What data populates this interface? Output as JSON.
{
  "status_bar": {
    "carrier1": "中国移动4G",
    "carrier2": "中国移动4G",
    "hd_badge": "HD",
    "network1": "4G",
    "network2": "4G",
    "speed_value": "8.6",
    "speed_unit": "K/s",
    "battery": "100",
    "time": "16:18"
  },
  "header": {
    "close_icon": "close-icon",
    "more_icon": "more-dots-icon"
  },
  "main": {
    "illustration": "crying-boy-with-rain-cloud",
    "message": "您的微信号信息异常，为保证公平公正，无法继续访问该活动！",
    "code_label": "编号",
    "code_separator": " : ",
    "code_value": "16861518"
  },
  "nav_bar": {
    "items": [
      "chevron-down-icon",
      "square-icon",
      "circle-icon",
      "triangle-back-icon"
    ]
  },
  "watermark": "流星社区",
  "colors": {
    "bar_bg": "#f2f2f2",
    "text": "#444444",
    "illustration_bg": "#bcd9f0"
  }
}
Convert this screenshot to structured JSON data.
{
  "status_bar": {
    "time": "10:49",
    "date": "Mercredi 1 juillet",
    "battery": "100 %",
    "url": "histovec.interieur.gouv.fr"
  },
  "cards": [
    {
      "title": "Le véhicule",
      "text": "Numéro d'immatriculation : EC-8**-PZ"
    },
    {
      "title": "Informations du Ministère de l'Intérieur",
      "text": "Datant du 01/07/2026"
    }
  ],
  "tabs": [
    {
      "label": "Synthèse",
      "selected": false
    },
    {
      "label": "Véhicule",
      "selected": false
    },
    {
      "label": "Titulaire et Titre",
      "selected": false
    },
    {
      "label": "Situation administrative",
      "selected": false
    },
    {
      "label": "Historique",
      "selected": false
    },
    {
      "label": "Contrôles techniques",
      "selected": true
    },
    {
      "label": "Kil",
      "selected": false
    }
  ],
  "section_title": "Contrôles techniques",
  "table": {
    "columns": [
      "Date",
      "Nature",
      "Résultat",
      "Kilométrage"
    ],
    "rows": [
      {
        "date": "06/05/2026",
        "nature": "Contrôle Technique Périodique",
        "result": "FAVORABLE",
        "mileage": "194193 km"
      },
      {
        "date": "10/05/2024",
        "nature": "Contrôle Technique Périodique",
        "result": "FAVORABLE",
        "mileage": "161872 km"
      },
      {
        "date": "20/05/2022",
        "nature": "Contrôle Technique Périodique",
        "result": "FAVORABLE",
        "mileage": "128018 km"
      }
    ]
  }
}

● **Work instructions**
Go through the records above and copy every line with the word "JSON".

● **Response**
What data populates this interface? Output as JSON.
Convert this screenshot to structured JSON data.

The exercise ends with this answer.